PROBLEM DETAILS: Which lines include the word "轮滑绝技是滑冰特技游戏"? Copy each of them.

PROVIDED DATA:

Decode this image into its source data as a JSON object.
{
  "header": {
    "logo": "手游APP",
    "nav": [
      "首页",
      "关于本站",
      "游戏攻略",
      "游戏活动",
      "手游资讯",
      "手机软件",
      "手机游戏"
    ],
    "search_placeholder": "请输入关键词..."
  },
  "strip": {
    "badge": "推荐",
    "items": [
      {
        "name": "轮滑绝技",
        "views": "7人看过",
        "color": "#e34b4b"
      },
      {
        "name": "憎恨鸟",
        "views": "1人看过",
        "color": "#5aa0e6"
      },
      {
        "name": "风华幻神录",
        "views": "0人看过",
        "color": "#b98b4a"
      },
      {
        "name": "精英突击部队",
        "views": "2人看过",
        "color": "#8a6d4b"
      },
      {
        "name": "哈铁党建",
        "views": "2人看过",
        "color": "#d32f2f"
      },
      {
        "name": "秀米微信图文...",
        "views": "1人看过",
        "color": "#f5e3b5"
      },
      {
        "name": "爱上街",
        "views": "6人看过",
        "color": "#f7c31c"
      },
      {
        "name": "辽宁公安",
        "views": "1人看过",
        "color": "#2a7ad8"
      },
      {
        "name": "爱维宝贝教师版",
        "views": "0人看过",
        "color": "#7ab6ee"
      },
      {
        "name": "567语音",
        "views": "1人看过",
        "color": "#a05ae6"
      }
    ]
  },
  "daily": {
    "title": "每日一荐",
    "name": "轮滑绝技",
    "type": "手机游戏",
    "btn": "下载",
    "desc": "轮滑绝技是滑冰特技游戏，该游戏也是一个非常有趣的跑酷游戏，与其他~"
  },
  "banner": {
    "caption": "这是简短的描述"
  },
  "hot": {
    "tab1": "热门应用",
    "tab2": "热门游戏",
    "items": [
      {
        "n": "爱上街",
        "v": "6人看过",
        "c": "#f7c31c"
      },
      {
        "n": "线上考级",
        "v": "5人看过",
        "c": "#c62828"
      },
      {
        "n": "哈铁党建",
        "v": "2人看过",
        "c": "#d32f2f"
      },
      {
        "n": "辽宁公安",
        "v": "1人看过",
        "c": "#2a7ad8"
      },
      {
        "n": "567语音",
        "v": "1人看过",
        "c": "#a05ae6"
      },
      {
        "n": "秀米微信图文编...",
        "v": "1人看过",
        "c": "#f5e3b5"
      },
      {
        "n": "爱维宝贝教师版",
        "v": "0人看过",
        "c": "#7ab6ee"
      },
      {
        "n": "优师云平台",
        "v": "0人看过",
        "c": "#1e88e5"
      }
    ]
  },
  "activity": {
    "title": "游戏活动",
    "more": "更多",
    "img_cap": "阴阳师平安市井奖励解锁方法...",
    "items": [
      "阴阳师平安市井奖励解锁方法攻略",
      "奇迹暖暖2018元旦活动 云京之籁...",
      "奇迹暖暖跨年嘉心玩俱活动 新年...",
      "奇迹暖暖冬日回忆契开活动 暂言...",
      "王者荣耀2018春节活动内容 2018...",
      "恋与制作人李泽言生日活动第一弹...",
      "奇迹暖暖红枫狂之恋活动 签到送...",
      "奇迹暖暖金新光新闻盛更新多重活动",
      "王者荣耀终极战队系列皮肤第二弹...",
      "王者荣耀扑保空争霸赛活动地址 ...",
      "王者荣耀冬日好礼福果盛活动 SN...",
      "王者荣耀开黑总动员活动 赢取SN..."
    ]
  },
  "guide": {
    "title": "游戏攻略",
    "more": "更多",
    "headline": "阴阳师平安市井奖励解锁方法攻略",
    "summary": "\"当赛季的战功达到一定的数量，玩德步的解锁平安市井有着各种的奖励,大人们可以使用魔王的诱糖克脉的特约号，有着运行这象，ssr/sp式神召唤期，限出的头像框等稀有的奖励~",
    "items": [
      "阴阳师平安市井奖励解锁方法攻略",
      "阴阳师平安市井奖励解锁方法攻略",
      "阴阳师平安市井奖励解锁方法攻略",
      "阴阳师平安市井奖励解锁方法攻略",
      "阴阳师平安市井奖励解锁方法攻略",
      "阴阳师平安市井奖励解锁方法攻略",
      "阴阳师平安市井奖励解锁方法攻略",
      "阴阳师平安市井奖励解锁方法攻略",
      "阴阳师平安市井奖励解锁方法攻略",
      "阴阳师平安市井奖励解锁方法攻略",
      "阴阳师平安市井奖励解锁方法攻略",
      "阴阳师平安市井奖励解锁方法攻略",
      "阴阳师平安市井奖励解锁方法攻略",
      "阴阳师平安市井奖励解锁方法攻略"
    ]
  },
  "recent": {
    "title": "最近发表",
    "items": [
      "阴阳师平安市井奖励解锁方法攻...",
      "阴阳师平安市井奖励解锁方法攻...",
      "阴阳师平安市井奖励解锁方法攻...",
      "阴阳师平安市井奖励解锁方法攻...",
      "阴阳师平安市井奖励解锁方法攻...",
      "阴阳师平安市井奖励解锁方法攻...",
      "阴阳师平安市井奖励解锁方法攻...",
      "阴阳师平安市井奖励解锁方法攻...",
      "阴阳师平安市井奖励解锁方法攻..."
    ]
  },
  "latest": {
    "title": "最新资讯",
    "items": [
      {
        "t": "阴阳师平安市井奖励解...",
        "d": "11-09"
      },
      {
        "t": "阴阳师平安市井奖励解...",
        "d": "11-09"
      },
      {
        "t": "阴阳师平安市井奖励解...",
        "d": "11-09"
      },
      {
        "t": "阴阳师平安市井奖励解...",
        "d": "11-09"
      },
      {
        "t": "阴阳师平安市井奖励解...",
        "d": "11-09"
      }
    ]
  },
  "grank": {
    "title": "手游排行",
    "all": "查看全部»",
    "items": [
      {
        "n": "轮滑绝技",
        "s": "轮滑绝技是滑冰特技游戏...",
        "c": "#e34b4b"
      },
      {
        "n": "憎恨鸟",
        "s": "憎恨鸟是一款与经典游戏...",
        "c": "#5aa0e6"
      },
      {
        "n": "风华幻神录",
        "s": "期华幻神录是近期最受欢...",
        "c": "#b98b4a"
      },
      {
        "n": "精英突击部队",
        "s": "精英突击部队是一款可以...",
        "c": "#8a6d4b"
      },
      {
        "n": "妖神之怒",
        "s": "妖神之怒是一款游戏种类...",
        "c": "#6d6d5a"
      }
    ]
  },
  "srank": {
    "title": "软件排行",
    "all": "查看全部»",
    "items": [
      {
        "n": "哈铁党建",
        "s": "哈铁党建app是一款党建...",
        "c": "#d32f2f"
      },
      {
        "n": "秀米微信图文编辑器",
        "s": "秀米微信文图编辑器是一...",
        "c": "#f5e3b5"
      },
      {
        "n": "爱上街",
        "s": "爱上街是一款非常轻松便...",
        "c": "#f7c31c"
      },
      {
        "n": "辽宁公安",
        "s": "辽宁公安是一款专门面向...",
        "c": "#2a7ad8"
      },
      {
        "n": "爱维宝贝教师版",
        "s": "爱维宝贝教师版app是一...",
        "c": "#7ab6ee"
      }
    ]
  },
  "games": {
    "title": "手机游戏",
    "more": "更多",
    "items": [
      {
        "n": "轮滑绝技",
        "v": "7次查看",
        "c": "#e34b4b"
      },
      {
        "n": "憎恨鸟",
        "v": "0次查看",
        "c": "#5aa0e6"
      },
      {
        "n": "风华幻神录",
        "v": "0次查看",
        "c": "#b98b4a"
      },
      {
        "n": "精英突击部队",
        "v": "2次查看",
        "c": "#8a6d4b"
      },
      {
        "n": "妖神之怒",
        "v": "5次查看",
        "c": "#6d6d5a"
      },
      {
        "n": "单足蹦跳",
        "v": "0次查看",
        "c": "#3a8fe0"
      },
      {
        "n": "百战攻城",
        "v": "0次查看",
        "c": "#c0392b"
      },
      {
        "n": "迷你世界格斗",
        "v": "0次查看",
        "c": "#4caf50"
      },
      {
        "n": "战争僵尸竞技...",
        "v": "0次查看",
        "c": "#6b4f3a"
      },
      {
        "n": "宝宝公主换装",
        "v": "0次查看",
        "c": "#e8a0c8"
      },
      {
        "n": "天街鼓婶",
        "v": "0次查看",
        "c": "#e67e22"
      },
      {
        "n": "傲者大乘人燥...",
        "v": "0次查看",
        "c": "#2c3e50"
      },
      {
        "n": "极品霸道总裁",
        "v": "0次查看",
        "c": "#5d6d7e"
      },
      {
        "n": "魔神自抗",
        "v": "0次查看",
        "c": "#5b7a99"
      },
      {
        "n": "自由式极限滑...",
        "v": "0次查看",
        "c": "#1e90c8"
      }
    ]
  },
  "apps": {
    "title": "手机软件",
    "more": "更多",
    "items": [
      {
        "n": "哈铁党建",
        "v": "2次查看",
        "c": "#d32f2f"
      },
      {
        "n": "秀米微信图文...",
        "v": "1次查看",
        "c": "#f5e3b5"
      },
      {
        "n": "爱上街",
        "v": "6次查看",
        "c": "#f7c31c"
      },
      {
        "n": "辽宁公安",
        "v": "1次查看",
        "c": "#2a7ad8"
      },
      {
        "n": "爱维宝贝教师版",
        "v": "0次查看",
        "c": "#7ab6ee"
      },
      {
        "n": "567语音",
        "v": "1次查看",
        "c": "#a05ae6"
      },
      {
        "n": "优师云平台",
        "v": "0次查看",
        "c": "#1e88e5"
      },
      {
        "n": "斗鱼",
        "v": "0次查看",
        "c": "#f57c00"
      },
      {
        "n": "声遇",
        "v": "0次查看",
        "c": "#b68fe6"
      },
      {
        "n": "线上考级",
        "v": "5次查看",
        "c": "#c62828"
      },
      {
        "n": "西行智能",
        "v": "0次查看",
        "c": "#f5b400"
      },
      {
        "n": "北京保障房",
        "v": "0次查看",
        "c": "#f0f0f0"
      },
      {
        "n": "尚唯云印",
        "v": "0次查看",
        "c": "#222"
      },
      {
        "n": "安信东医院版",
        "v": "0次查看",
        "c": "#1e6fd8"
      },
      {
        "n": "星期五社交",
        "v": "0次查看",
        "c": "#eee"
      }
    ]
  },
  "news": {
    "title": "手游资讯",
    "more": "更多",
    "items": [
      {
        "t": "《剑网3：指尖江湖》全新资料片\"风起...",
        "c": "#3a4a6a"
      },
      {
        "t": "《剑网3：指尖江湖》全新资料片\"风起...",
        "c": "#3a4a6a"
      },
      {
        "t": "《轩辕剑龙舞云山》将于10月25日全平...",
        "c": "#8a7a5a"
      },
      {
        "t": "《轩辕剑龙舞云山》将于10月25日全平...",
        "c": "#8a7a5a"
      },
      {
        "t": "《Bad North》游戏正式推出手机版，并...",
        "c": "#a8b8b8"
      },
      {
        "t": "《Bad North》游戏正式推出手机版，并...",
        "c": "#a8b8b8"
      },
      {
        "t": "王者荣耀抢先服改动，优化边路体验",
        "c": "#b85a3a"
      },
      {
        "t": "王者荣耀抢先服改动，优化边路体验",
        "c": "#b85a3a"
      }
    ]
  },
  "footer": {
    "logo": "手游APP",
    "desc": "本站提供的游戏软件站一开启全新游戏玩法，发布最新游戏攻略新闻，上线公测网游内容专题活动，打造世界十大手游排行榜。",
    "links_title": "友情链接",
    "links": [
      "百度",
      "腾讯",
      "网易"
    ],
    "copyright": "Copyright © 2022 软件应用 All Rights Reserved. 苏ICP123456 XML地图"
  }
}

RESPONSE TO THIS EXERCISE:
    "desc": "轮滑绝技是滑冰特技游戏，该游戏也是一个非常有趣的跑酷游戏，与其他~"
        "s": "轮滑绝技是滑冰特技游戏...",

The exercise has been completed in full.